# Goal
Which lines of the records contain "panel"? Collect every one of them.

# Dataset extract

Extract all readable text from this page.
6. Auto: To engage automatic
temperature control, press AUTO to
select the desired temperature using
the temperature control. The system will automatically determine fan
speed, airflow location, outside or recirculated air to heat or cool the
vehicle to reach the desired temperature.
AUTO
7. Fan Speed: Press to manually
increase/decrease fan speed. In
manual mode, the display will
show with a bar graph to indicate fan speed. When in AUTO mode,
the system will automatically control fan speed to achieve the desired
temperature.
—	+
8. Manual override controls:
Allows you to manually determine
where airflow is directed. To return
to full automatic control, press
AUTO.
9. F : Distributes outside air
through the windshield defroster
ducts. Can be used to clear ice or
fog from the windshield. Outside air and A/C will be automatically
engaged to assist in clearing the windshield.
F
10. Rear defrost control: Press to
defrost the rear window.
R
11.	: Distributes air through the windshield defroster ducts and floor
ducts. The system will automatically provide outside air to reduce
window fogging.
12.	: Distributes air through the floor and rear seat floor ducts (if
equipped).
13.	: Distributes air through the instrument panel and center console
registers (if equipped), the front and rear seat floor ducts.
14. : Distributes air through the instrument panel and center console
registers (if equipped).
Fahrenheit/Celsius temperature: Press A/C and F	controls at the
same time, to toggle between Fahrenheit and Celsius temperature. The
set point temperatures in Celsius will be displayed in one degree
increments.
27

# Expected answer
13.	: Distributes air through the instrument panel and center console
14. : Distributes air through the instrument panel and center console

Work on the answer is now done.